SHORT PROBLEM
All of the material should be reproduced exactly, with pictures left out.

Collected data
____

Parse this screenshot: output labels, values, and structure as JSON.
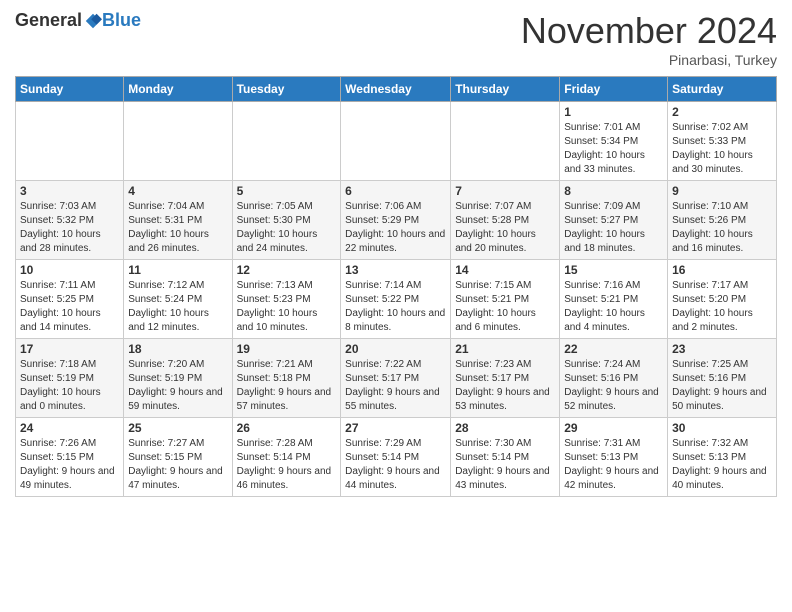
{
  "header": {
    "logo_general": "General",
    "logo_blue": "Blue",
    "month_title": "November 2024",
    "subtitle": "Pinarbasi, Turkey"
  },
  "days_of_week": [
    "Sunday",
    "Monday",
    "Tuesday",
    "Wednesday",
    "Thursday",
    "Friday",
    "Saturday"
  ],
  "weeks": [
    [
      {
        "day": "",
        "info": ""
      },
      {
        "day": "",
        "info": ""
      },
      {
        "day": "",
        "info": ""
      },
      {
        "day": "",
        "info": ""
      },
      {
        "day": "",
        "info": ""
      },
      {
        "day": "1",
        "info": "Sunrise: 7:01 AM\nSunset: 5:34 PM\nDaylight: 10 hours and 33 minutes."
      },
      {
        "day": "2",
        "info": "Sunrise: 7:02 AM\nSunset: 5:33 PM\nDaylight: 10 hours and 30 minutes."
      }
    ],
    [
      {
        "day": "3",
        "info": "Sunrise: 7:03 AM\nSunset: 5:32 PM\nDaylight: 10 hours and 28 minutes."
      },
      {
        "day": "4",
        "info": "Sunrise: 7:04 AM\nSunset: 5:31 PM\nDaylight: 10 hours and 26 minutes."
      },
      {
        "day": "5",
        "info": "Sunrise: 7:05 AM\nSunset: 5:30 PM\nDaylight: 10 hours and 24 minutes."
      },
      {
        "day": "6",
        "info": "Sunrise: 7:06 AM\nSunset: 5:29 PM\nDaylight: 10 hours and 22 minutes."
      },
      {
        "day": "7",
        "info": "Sunrise: 7:07 AM\nSunset: 5:28 PM\nDaylight: 10 hours and 20 minutes."
      },
      {
        "day": "8",
        "info": "Sunrise: 7:09 AM\nSunset: 5:27 PM\nDaylight: 10 hours and 18 minutes."
      },
      {
        "day": "9",
        "info": "Sunrise: 7:10 AM\nSunset: 5:26 PM\nDaylight: 10 hours and 16 minutes."
      }
    ],
    [
      {
        "day": "10",
        "info": "Sunrise: 7:11 AM\nSunset: 5:25 PM\nDaylight: 10 hours and 14 minutes."
      },
      {
        "day": "11",
        "info": "Sunrise: 7:12 AM\nSunset: 5:24 PM\nDaylight: 10 hours and 12 minutes."
      },
      {
        "day": "12",
        "info": "Sunrise: 7:13 AM\nSunset: 5:23 PM\nDaylight: 10 hours and 10 minutes."
      },
      {
        "day": "13",
        "info": "Sunrise: 7:14 AM\nSunset: 5:22 PM\nDaylight: 10 hours and 8 minutes."
      },
      {
        "day": "14",
        "info": "Sunrise: 7:15 AM\nSunset: 5:21 PM\nDaylight: 10 hours and 6 minutes."
      },
      {
        "day": "15",
        "info": "Sunrise: 7:16 AM\nSunset: 5:21 PM\nDaylight: 10 hours and 4 minutes."
      },
      {
        "day": "16",
        "info": "Sunrise: 7:17 AM\nSunset: 5:20 PM\nDaylight: 10 hours and 2 minutes."
      }
    ],
    [
      {
        "day": "17",
        "info": "Sunrise: 7:18 AM\nSunset: 5:19 PM\nDaylight: 10 hours and 0 minutes."
      },
      {
        "day": "18",
        "info": "Sunrise: 7:20 AM\nSunset: 5:19 PM\nDaylight: 9 hours and 59 minutes."
      },
      {
        "day": "19",
        "info": "Sunrise: 7:21 AM\nSunset: 5:18 PM\nDaylight: 9 hours and 57 minutes."
      },
      {
        "day": "20",
        "info": "Sunrise: 7:22 AM\nSunset: 5:17 PM\nDaylight: 9 hours and 55 minutes."
      },
      {
        "day": "21",
        "info": "Sunrise: 7:23 AM\nSunset: 5:17 PM\nDaylight: 9 hours and 53 minutes."
      },
      {
        "day": "22",
        "info": "Sunrise: 7:24 AM\nSunset: 5:16 PM\nDaylight: 9 hours and 52 minutes."
      },
      {
        "day": "23",
        "info": "Sunrise: 7:25 AM\nSunset: 5:16 PM\nDaylight: 9 hours and 50 minutes."
      }
    ],
    [
      {
        "day": "24",
        "info": "Sunrise: 7:26 AM\nSunset: 5:15 PM\nDaylight: 9 hours and 49 minutes."
      },
      {
        "day": "25",
        "info": "Sunrise: 7:27 AM\nSunset: 5:15 PM\nDaylight: 9 hours and 47 minutes."
      },
      {
        "day": "26",
        "info": "Sunrise: 7:28 AM\nSunset: 5:14 PM\nDaylight: 9 hours and 46 minutes."
      },
      {
        "day": "27",
        "info": "Sunrise: 7:29 AM\nSunset: 5:14 PM\nDaylight: 9 hours and 44 minutes."
      },
      {
        "day": "28",
        "info": "Sunrise: 7:30 AM\nSunset: 5:14 PM\nDaylight: 9 hours and 43 minutes."
      },
      {
        "day": "29",
        "info": "Sunrise: 7:31 AM\nSunset: 5:13 PM\nDaylight: 9 hours and 42 minutes."
      },
      {
        "day": "30",
        "info": "Sunrise: 7:32 AM\nSunset: 5:13 PM\nDaylight: 9 hours and 40 minutes."
      }
    ]
  ]
}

____

OUTPUT BELOW
Parse this screenshot: output labels, values, and structure as JSON.
{
  "header": {
    "logo_general": "General",
    "logo_blue": "Blue",
    "month_title": "November 2024",
    "subtitle": "Pinarbasi, Turkey"
  },
  "days_of_week": [
    "Sunday",
    "Monday",
    "Tuesday",
    "Wednesday",
    "Thursday",
    "Friday",
    "Saturday"
  ],
  "weeks": [
    [
      {
        "day": "",
        "info": ""
      },
      {
        "day": "",
        "info": ""
      },
      {
        "day": "",
        "info": ""
      },
      {
        "day": "",
        "info": ""
      },
      {
        "day": "",
        "info": ""
      },
      {
        "day": "1",
        "info": "Sunrise: 7:01 AM\nSunset: 5:34 PM\nDaylight: 10 hours and 33 minutes."
      },
      {
        "day": "2",
        "info": "Sunrise: 7:02 AM\nSunset: 5:33 PM\nDaylight: 10 hours and 30 minutes."
      }
    ],
    [
      {
        "day": "3",
        "info": "Sunrise: 7:03 AM\nSunset: 5:32 PM\nDaylight: 10 hours and 28 minutes."
      },
      {
        "day": "4",
        "info": "Sunrise: 7:04 AM\nSunset: 5:31 PM\nDaylight: 10 hours and 26 minutes."
      },
      {
        "day": "5",
        "info": "Sunrise: 7:05 AM\nSunset: 5:30 PM\nDaylight: 10 hours and 24 minutes."
      },
      {
        "day": "6",
        "info": "Sunrise: 7:06 AM\nSunset: 5:29 PM\nDaylight: 10 hours and 22 minutes."
      },
      {
        "day": "7",
        "info": "Sunrise: 7:07 AM\nSunset: 5:28 PM\nDaylight: 10 hours and 20 minutes."
      },
      {
        "day": "8",
        "info": "Sunrise: 7:09 AM\nSunset: 5:27 PM\nDaylight: 10 hours and 18 minutes."
      },
      {
        "day": "9",
        "info": "Sunrise: 7:10 AM\nSunset: 5:26 PM\nDaylight: 10 hours and 16 minutes."
      }
    ],
    [
      {
        "day": "10",
        "info": "Sunrise: 7:11 AM\nSunset: 5:25 PM\nDaylight: 10 hours and 14 minutes."
      },
      {
        "day": "11",
        "info": "Sunrise: 7:12 AM\nSunset: 5:24 PM\nDaylight: 10 hours and 12 minutes."
      },
      {
        "day": "12",
        "info": "Sunrise: 7:13 AM\nSunset: 5:23 PM\nDaylight: 10 hours and 10 minutes."
      },
      {
        "day": "13",
        "info": "Sunrise: 7:14 AM\nSunset: 5:22 PM\nDaylight: 10 hours and 8 minutes."
      },
      {
        "day": "14",
        "info": "Sunrise: 7:15 AM\nSunset: 5:21 PM\nDaylight: 10 hours and 6 minutes."
      },
      {
        "day": "15",
        "info": "Sunrise: 7:16 AM\nSunset: 5:21 PM\nDaylight: 10 hours and 4 minutes."
      },
      {
        "day": "16",
        "info": "Sunrise: 7:17 AM\nSunset: 5:20 PM\nDaylight: 10 hours and 2 minutes."
      }
    ],
    [
      {
        "day": "17",
        "info": "Sunrise: 7:18 AM\nSunset: 5:19 PM\nDaylight: 10 hours and 0 minutes."
      },
      {
        "day": "18",
        "info": "Sunrise: 7:20 AM\nSunset: 5:19 PM\nDaylight: 9 hours and 59 minutes."
      },
      {
        "day": "19",
        "info": "Sunrise: 7:21 AM\nSunset: 5:18 PM\nDaylight: 9 hours and 57 minutes."
      },
      {
        "day": "20",
        "info": "Sunrise: 7:22 AM\nSunset: 5:17 PM\nDaylight: 9 hours and 55 minutes."
      },
      {
        "day": "21",
        "info": "Sunrise: 7:23 AM\nSunset: 5:17 PM\nDaylight: 9 hours and 53 minutes."
      },
      {
        "day": "22",
        "info": "Sunrise: 7:24 AM\nSunset: 5:16 PM\nDaylight: 9 hours and 52 minutes."
      },
      {
        "day": "23",
        "info": "Sunrise: 7:25 AM\nSunset: 5:16 PM\nDaylight: 9 hours and 50 minutes."
      }
    ],
    [
      {
        "day": "24",
        "info": "Sunrise: 7:26 AM\nSunset: 5:15 PM\nDaylight: 9 hours and 49 minutes."
      },
      {
        "day": "25",
        "info": "Sunrise: 7:27 AM\nSunset: 5:15 PM\nDaylight: 9 hours and 47 minutes."
      },
      {
        "day": "26",
        "info": "Sunrise: 7:28 AM\nSunset: 5:14 PM\nDaylight: 9 hours and 46 minutes."
      },
      {
        "day": "27",
        "info": "Sunrise: 7:29 AM\nSunset: 5:14 PM\nDaylight: 9 hours and 44 minutes."
      },
      {
        "day": "28",
        "info": "Sunrise: 7:30 AM\nSunset: 5:14 PM\nDaylight: 9 hours and 43 minutes."
      },
      {
        "day": "29",
        "info": "Sunrise: 7:31 AM\nSunset: 5:13 PM\nDaylight: 9 hours and 42 minutes."
      },
      {
        "day": "30",
        "info": "Sunrise: 7:32 AM\nSunset: 5:13 PM\nDaylight: 9 hours and 40 minutes."
      }
    ]
  ]
}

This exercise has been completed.